## SET EXERCISE:
Copy the listing below word for word, keeping every line in its original order.

## SUPPLIED RECORDS:
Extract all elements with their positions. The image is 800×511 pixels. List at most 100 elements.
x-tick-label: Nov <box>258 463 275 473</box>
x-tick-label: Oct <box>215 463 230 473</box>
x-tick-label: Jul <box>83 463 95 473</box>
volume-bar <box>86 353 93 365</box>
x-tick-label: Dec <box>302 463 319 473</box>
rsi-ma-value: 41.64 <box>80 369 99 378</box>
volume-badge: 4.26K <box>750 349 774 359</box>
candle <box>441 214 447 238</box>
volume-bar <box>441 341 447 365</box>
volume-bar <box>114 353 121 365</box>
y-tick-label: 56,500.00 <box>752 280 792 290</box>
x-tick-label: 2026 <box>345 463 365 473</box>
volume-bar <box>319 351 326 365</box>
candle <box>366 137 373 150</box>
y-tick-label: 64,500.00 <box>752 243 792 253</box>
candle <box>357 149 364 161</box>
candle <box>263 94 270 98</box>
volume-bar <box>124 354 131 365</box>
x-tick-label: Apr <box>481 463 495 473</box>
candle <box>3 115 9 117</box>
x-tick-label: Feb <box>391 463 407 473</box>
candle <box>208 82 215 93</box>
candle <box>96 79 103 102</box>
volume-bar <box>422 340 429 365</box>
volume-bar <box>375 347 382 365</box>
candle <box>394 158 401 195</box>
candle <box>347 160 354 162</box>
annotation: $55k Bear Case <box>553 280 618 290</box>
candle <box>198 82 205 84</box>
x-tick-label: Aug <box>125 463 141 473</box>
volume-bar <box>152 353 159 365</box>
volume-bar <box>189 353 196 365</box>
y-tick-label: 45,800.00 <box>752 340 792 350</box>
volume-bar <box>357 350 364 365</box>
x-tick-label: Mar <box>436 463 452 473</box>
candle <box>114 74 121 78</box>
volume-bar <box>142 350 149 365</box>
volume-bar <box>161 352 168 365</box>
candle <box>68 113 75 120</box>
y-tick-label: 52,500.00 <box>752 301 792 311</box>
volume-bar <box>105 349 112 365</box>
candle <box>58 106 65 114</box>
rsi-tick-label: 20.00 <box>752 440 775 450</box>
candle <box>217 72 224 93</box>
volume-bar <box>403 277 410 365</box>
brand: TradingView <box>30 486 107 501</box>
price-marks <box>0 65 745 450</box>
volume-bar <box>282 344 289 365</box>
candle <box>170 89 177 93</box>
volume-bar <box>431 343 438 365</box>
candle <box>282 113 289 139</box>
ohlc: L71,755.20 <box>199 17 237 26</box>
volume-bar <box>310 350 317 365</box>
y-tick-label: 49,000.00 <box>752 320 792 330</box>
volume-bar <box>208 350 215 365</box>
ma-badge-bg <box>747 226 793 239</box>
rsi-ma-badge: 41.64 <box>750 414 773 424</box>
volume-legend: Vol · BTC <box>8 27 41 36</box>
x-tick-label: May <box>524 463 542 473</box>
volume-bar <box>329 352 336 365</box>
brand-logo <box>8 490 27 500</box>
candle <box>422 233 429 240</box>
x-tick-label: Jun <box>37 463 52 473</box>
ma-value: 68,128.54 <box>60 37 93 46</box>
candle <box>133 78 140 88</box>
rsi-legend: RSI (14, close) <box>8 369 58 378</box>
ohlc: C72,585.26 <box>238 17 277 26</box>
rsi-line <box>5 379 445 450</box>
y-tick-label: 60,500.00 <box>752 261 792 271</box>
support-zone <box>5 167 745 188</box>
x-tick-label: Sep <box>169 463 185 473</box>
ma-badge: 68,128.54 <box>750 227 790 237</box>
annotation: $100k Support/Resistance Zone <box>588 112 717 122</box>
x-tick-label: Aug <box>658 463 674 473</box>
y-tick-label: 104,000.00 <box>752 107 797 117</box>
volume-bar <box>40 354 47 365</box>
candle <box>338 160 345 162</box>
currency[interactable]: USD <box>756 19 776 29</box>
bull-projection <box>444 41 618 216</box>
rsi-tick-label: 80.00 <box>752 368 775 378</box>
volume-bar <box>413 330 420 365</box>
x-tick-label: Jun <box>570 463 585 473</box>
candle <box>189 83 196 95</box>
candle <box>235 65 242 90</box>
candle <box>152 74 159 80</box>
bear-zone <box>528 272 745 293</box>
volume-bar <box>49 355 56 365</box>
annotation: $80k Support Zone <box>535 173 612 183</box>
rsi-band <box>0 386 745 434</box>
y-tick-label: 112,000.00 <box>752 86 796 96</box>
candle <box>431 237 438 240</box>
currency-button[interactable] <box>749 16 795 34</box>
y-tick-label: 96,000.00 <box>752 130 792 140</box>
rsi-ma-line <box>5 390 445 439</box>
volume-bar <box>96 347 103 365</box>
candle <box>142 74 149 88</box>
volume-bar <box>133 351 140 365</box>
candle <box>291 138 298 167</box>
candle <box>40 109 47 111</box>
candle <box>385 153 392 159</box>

## SOLUTION TO THE PROBLEM:
Extract all elements with their positions. The image is 800×511 pixels. List at most 100 elements.
x-tick-label: Nov <box>258 463 275 473</box>
x-tick-label: Oct <box>215 463 230 473</box>
x-tick-label: Jul <box>83 463 95 473</box>
volume-bar <box>86 353 93 365</box>
x-tick-label: Dec <box>302 463 319 473</box>
rsi-ma-value: 41.64 <box>80 369 99 378</box>
volume-badge: 4.26K <box>750 349 774 359</box>
candle <box>441 214 447 238</box>
volume-bar <box>441 341 447 365</box>
volume-bar <box>114 353 121 365</box>
y-tick-label: 56,500.00 <box>752 280 792 290</box>
x-tick-label: 2026 <box>345 463 365 473</box>
volume-bar <box>319 351 326 365</box>
candle <box>366 137 373 150</box>
y-tick-label: 64,500.00 <box>752 243 792 253</box>
candle <box>357 149 364 161</box>
candle <box>263 94 270 98</box>
volume-bar <box>124 354 131 365</box>
x-tick-label: Apr <box>481 463 495 473</box>
candle <box>3 115 9 117</box>
x-tick-label: Feb <box>391 463 407 473</box>
candle <box>208 82 215 93</box>
candle <box>96 79 103 102</box>
volume-bar <box>422 340 429 365</box>
volume-bar <box>375 347 382 365</box>
candle <box>394 158 401 195</box>
candle <box>347 160 354 162</box>
annotation: $55k Bear Case <box>553 280 618 290</box>
candle <box>198 82 205 84</box>
x-tick-label: Aug <box>125 463 141 473</box>
volume-bar <box>152 353 159 365</box>
volume-bar <box>189 353 196 365</box>
y-tick-label: 45,800.00 <box>752 340 792 350</box>
volume-bar <box>357 350 364 365</box>
x-tick-label: Mar <box>436 463 452 473</box>
candle <box>114 74 121 78</box>
volume-bar <box>142 350 149 365</box>
volume-bar <box>161 352 168 365</box>
candle <box>68 113 75 120</box>
y-tick-label: 52,500.00 <box>752 301 792 311</box>
volume-bar <box>105 349 112 365</box>
candle <box>58 106 65 114</box>
rsi-tick-label: 20.00 <box>752 440 775 450</box>
candle <box>217 72 224 93</box>
volume-bar <box>403 277 410 365</box>
brand: TradingView <box>30 486 107 501</box>
price-marks <box>0 65 745 450</box>
volume-bar <box>282 344 289 365</box>
candle <box>170 89 177 93</box>
volume-bar <box>431 343 438 365</box>
candle <box>282 113 289 139</box>
ohlc: L71,755.20 <box>199 17 237 26</box>
volume-bar <box>310 350 317 365</box>
y-tick-label: 49,000.00 <box>752 320 792 330</box>
volume-bar <box>208 350 215 365</box>
ma-badge-bg <box>747 226 793 239</box>
rsi-ma-badge: 41.64 <box>750 414 773 424</box>
volume-legend: Vol · BTC <box>8 27 41 36</box>
x-tick-label: May <box>524 463 542 473</box>
volume-bar <box>329 352 336 365</box>
brand-logo <box>8 490 27 500</box>
candle <box>422 233 429 240</box>
x-tick-label: Jun <box>37 463 52 473</box>
ma-value: 68,128.54 <box>60 37 93 46</box>
candle <box>133 78 140 88</box>
rsi-legend: RSI (14, close) <box>8 369 58 378</box>
ohlc: C72,585.26 <box>238 17 277 26</box>
rsi-line <box>5 379 445 450</box>
y-tick-label: 60,500.00 <box>752 261 792 271</box>
support-zone <box>5 167 745 188</box>
x-tick-label: Sep <box>169 463 185 473</box>
ma-badge: 68,128.54 <box>750 227 790 237</box>
annotation: $100k Support/Resistance Zone <box>588 112 717 122</box>
x-tick-label: Aug <box>658 463 674 473</box>
y-tick-label: 104,000.00 <box>752 107 797 117</box>
volume-bar <box>40 354 47 365</box>
candle <box>338 160 345 162</box>
currency[interactable]: USD <box>756 19 776 29</box>
bull-projection <box>444 41 618 216</box>
rsi-tick-label: 80.00 <box>752 368 775 378</box>
volume-bar <box>413 330 420 365</box>
x-tick-label: Jun <box>570 463 585 473</box>
candle <box>189 83 196 95</box>
candle <box>235 65 242 90</box>
candle <box>152 74 159 80</box>
bear-zone <box>528 272 745 293</box>
volume-bar <box>49 355 56 365</box>
annotation: $80k Support Zone <box>535 173 612 183</box>
rsi-band <box>0 386 745 434</box>
y-tick-label: 112,000.00 <box>752 86 796 96</box>
candle <box>431 237 438 240</box>
currency-button[interactable] <box>749 16 795 34</box>
y-tick-label: 96,000.00 <box>752 130 792 140</box>
rsi-ma-line <box>5 390 445 439</box>
volume-bar <box>96 347 103 365</box>
candle <box>142 74 149 88</box>
volume-bar <box>133 351 140 365</box>
candle <box>291 138 298 167</box>
candle <box>40 109 47 111</box>
candle <box>385 153 392 159</box>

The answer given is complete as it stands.